Task prompt - Read through the data and report every line in which the word "MUNTEANU" occurs.

[Stored data entries]
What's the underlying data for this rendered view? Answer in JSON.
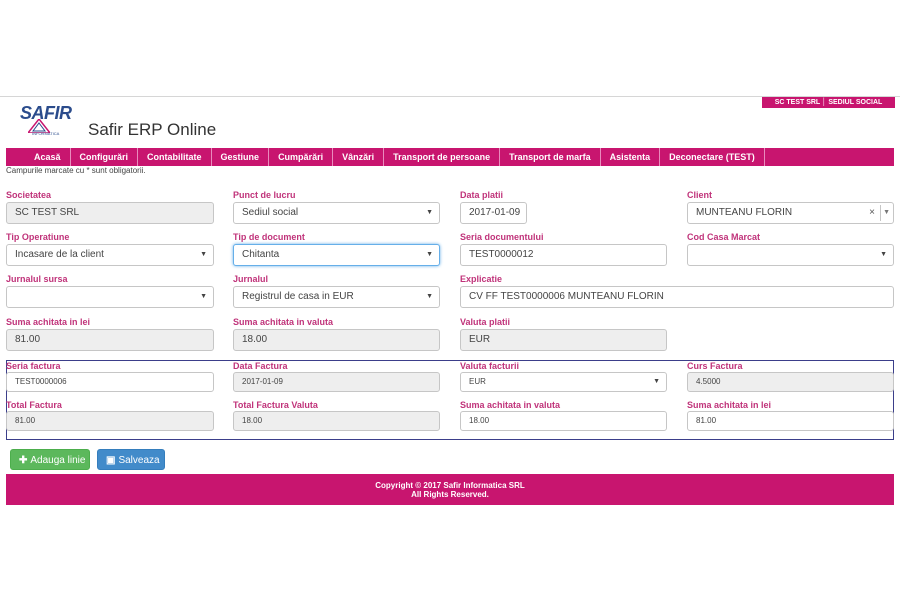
{
  "header": {
    "company_badge": "SC TEST SRL │ SEDIUL SOCIAL",
    "logo_text": "SAFIR",
    "logo_sub": "INFORMATICA",
    "app_title": "Safir ERP Online"
  },
  "nav": {
    "items": [
      "Acasă",
      "Configurări",
      "Contabilitate",
      "Gestiune",
      "Cumpărări",
      "Vânzări",
      "Transport de persoane",
      "Transport de marfa",
      "Asistenta",
      "Deconectare (TEST)"
    ]
  },
  "note": "Campurile marcate cu * sunt obligatorii.",
  "form": {
    "societatea": {
      "label": "Societatea",
      "value": "SC TEST SRL"
    },
    "punct_lucru": {
      "label": "Punct de lucru",
      "value": "Sediul social"
    },
    "data_platii": {
      "label": "Data platii",
      "value": "2017-01-09"
    },
    "client": {
      "label": "Client",
      "value": "MUNTEANU FLORIN",
      "clear": "×"
    },
    "tip_operatiune": {
      "label": "Tip Operatiune",
      "value": "Incasare de la client"
    },
    "tip_document": {
      "label": "Tip de document",
      "value": "Chitanta"
    },
    "seria_documentului": {
      "label": "Seria documentului",
      "value": "TEST0000012"
    },
    "cod_casa": {
      "label": "Cod Casa Marcat",
      "value": ""
    },
    "jurnalul_sursa": {
      "label": "Jurnalul sursa",
      "value": ""
    },
    "jurnalul": {
      "label": "Jurnalul",
      "value": "Registrul de casa in EUR"
    },
    "explicatie": {
      "label": "Explicatie",
      "value": "CV FF TEST0000006 MUNTEANU FLORIN"
    },
    "suma_lei": {
      "label": "Suma achitata in lei",
      "value": "81.00"
    },
    "suma_valuta": {
      "label": "Suma achitata in valuta",
      "value": "18.00"
    },
    "valuta_platii": {
      "label": "Valuta platii",
      "value": "EUR"
    }
  },
  "invoice": {
    "seria_factura": {
      "label": "Seria factura",
      "value": "TEST0000006"
    },
    "data_factura": {
      "label": "Data Factura",
      "value": "2017-01-09"
    },
    "valuta_facturii": {
      "label": "Valuta facturii",
      "value": "EUR"
    },
    "curs_factura": {
      "label": "Curs Factura",
      "value": "4.5000"
    },
    "total_factura": {
      "label": "Total Factura",
      "value": "81.00"
    },
    "total_factura_valuta": {
      "label": "Total Factura Valuta",
      "value": "18.00"
    },
    "suma_valuta": {
      "label": "Suma achitata in valuta",
      "value": "18.00"
    },
    "suma_lei": {
      "label": "Suma achitata in lei",
      "value": "81.00"
    }
  },
  "buttons": {
    "add_icon": "✚",
    "add_label": "Adauga linie",
    "save_icon": "▣",
    "save_label": "Salveaza"
  },
  "footer": {
    "line1": "Copyright © 2017 Safir Informatica SRL",
    "line2": "All Rights Reserved."
  },
  "colors": {
    "accent": "#c8156f",
    "label": "#c0337a",
    "add": "#5cb85c",
    "save": "#428bca",
    "frame": "#3b3e8a"
  },
  "icons": {
    "add": "plus-icon",
    "save": "floppy-disk-icon",
    "dropdown": "caret-down-icon",
    "clear": "close-icon"
  }
}
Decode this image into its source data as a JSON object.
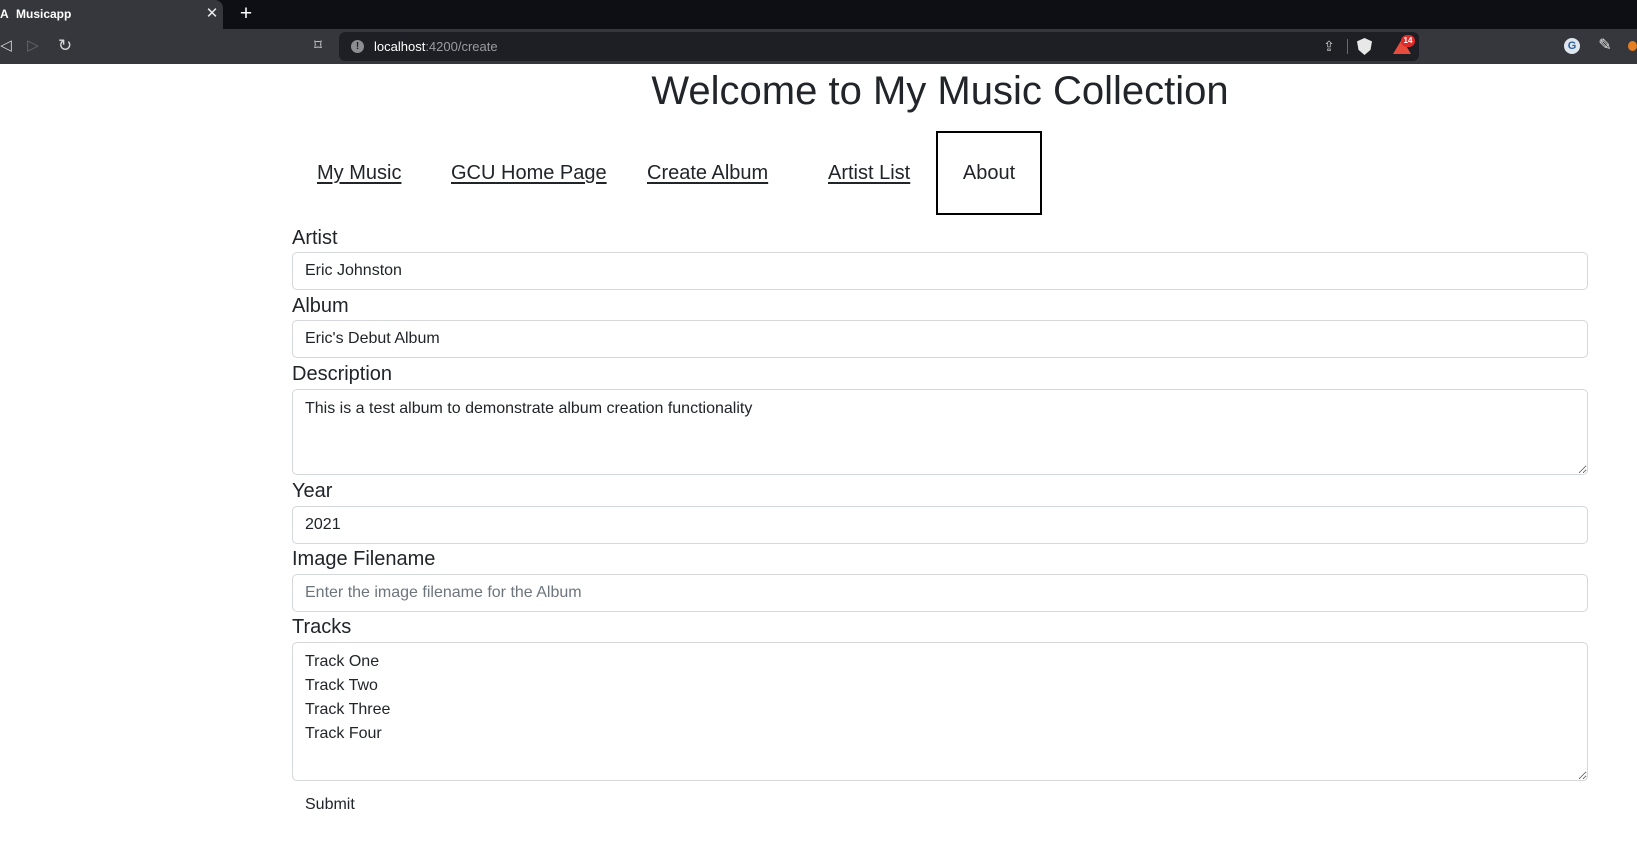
{
  "browser": {
    "tab": {
      "title": "Musicapp",
      "favicon": "angular-icon"
    },
    "address": {
      "host": "localhost",
      "path": ":4200/create"
    },
    "notification_count": "14"
  },
  "page": {
    "title": "Welcome to My Music Collection"
  },
  "nav": {
    "items": [
      {
        "label": "My Music"
      },
      {
        "label": "GCU Home Page"
      },
      {
        "label": "Create Album"
      },
      {
        "label": "Artist List"
      },
      {
        "label": "About"
      }
    ]
  },
  "form": {
    "artist": {
      "label": "Artist",
      "value": "Eric Johnston"
    },
    "album": {
      "label": "Album",
      "value": "Eric's Debut Album"
    },
    "description": {
      "label": "Description",
      "value": "This is a test album to demonstrate album creation functionality"
    },
    "year": {
      "label": "Year",
      "value": "2021"
    },
    "image": {
      "label": "Image Filename",
      "value": "",
      "placeholder": "Enter the image filename for the Album"
    },
    "tracks": {
      "label": "Tracks",
      "value": "Track One\nTrack Two\nTrack Three\nTrack Four"
    },
    "submit_label": "Submit"
  }
}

Finished task -
      "value": "MUNTEANU FLORIN",
      "value": "CV FF TEST0000006 MUNTEANU FLORIN"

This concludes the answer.